Exercise prompt:
Each record below should be output verbatim, without pictures.

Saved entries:
==============================

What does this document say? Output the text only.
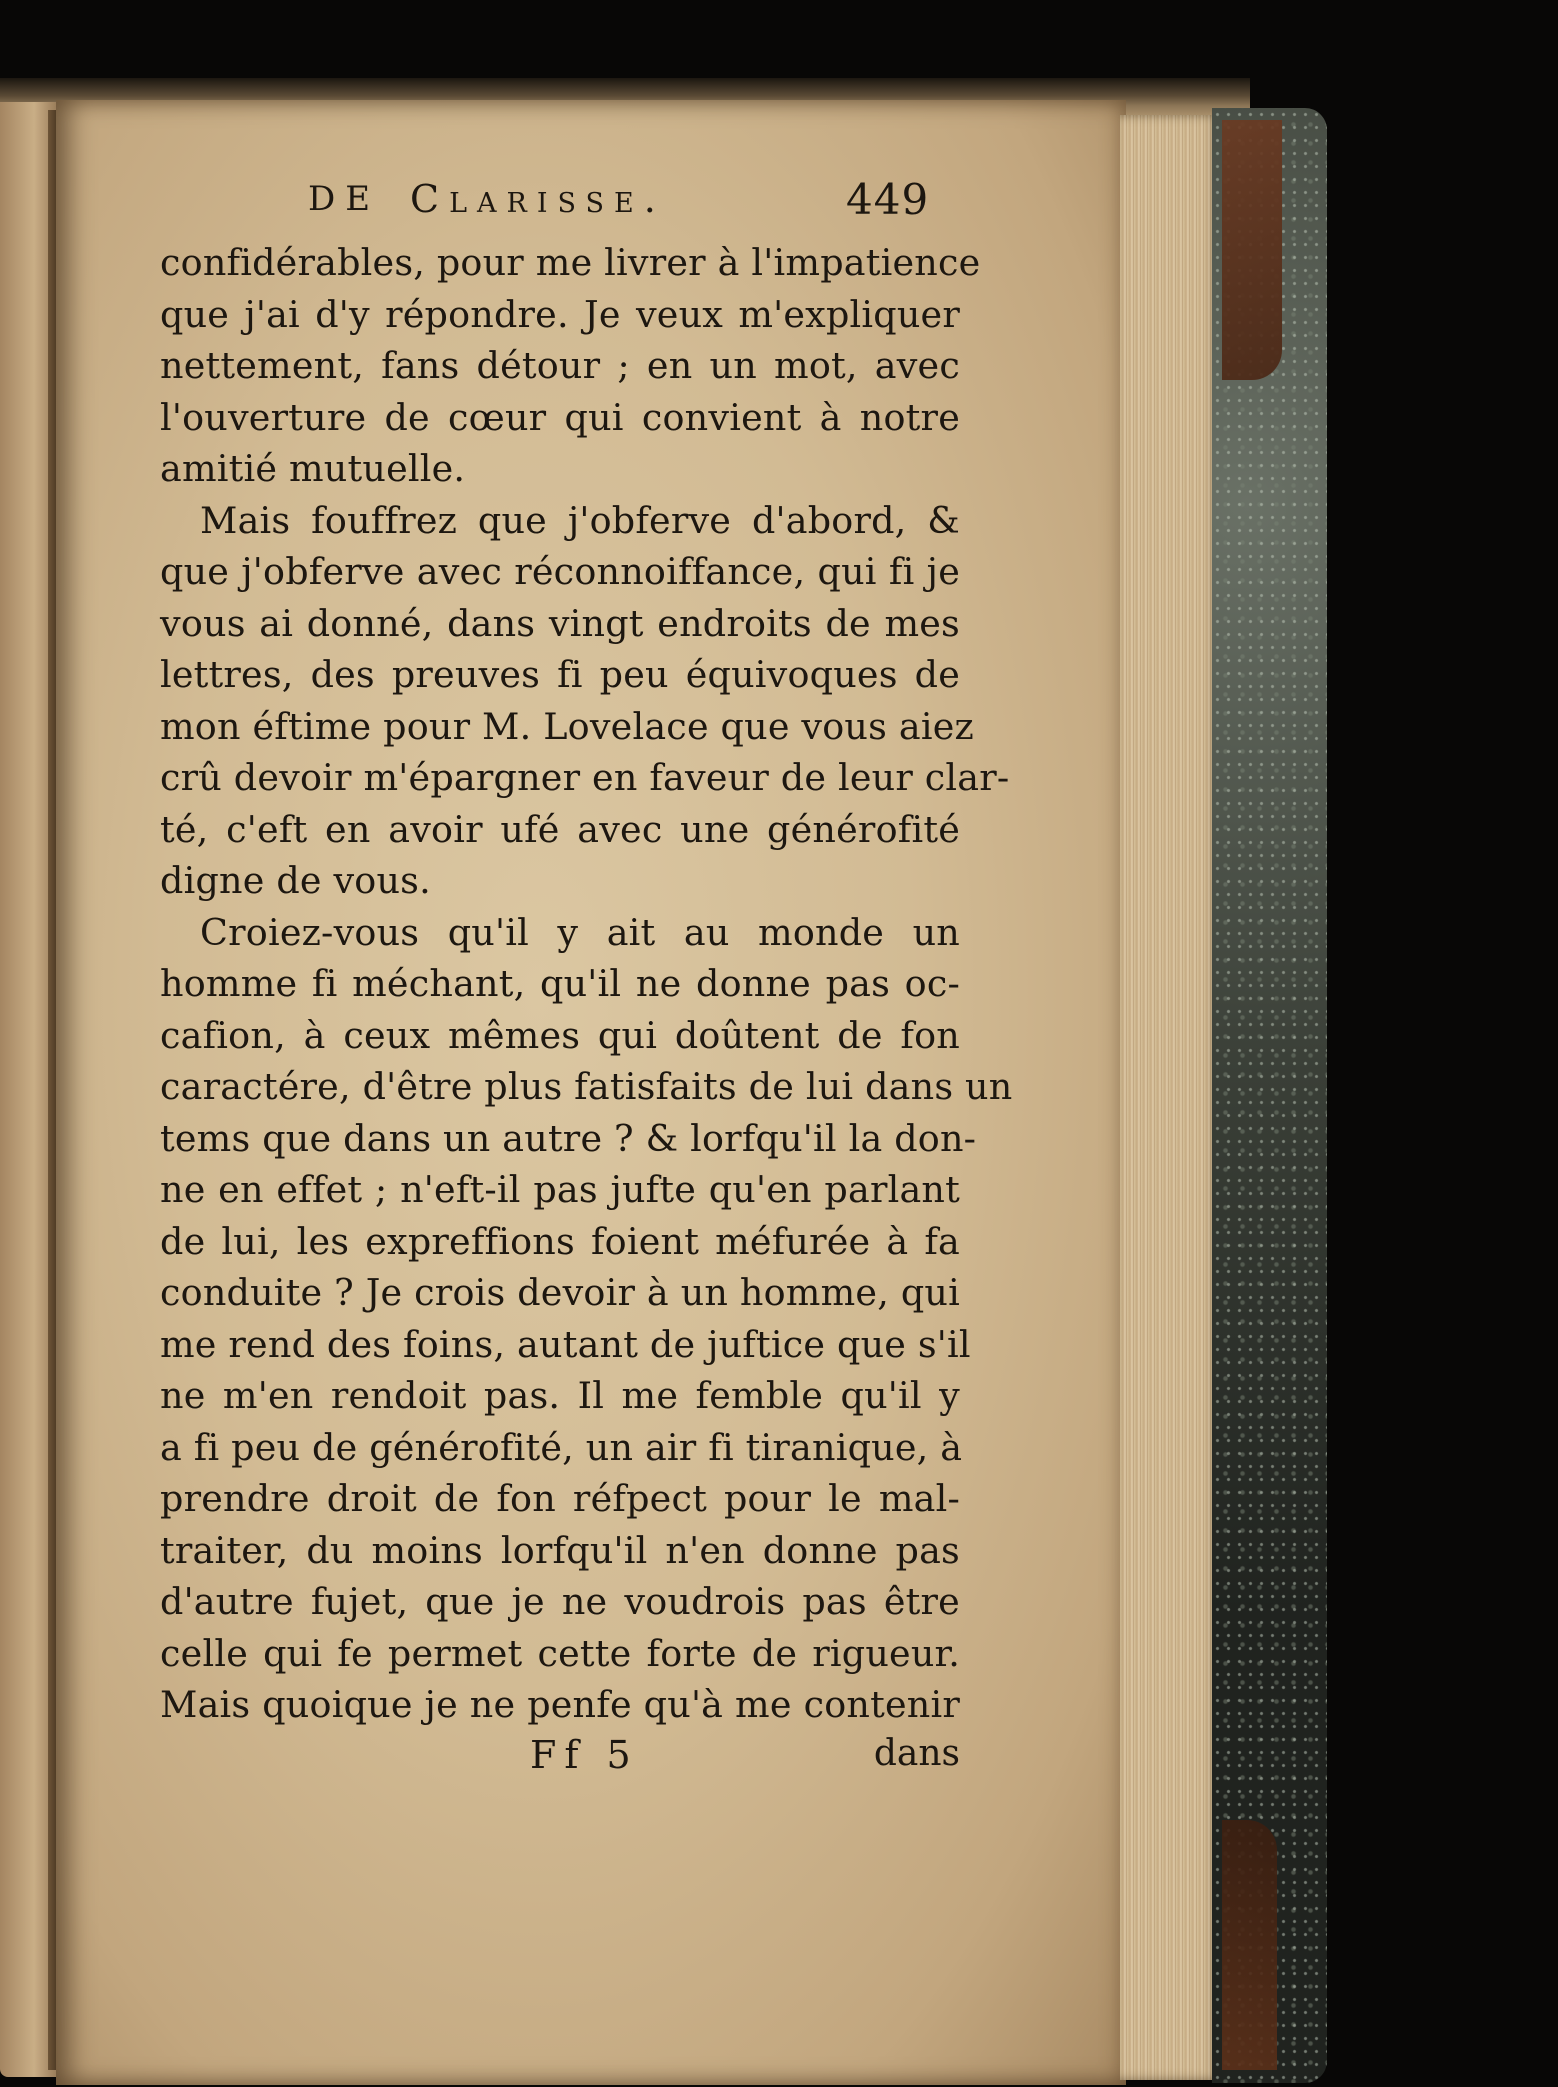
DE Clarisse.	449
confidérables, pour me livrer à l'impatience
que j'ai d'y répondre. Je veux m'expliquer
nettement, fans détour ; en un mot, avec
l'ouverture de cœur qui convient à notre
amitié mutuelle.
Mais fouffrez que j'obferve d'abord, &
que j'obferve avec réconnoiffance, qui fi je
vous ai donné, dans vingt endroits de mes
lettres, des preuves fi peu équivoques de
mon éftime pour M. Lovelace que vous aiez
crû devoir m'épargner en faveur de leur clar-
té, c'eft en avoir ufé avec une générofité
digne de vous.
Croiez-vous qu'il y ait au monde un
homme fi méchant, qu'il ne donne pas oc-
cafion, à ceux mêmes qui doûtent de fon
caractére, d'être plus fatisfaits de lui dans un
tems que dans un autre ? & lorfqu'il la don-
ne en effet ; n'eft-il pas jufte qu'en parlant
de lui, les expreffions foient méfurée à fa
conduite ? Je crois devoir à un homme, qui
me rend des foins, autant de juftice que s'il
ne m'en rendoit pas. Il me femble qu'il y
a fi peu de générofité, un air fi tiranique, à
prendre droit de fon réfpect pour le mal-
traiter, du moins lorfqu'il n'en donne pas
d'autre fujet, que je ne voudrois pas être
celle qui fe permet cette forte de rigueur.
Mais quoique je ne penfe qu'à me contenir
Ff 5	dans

==============================

Response:
What does this document say? Output the text only.
DE Clarisse.	449
confidérables, pour me livrer à l'impatience
que j'ai d'y répondre. Je veux m'expliquer
nettement, fans détour ; en un mot, avec
l'ouverture de cœur qui convient à notre
amitié mutuelle.
Mais fouffrez que j'obferve d'abord, &
que j'obferve avec réconnoiffance, qui fi je
vous ai donné, dans vingt endroits de mes
lettres, des preuves fi peu équivoques de
mon éftime pour M. Lovelace que vous aiez
crû devoir m'épargner en faveur de leur clar-
té, c'eft en avoir ufé avec une générofité
digne de vous.
Croiez-vous qu'il y ait au monde un
homme fi méchant, qu'il ne donne pas oc-
cafion, à ceux mêmes qui doûtent de fon
caractére, d'être plus fatisfaits de lui dans un
tems que dans un autre ? & lorfqu'il la don-
ne en effet ; n'eft-il pas jufte qu'en parlant
de lui, les expreffions foient méfurée à fa
conduite ? Je crois devoir à un homme, qui
me rend des foins, autant de juftice que s'il
ne m'en rendoit pas. Il me femble qu'il y
a fi peu de générofité, un air fi tiranique, à
prendre droit de fon réfpect pour le mal-
traiter, du moins lorfqu'il n'en donne pas
d'autre fujet, que je ne voudrois pas être
celle qui fe permet cette forte de rigueur.
Mais quoique je ne penfe qu'à me contenir
Ff 5	dans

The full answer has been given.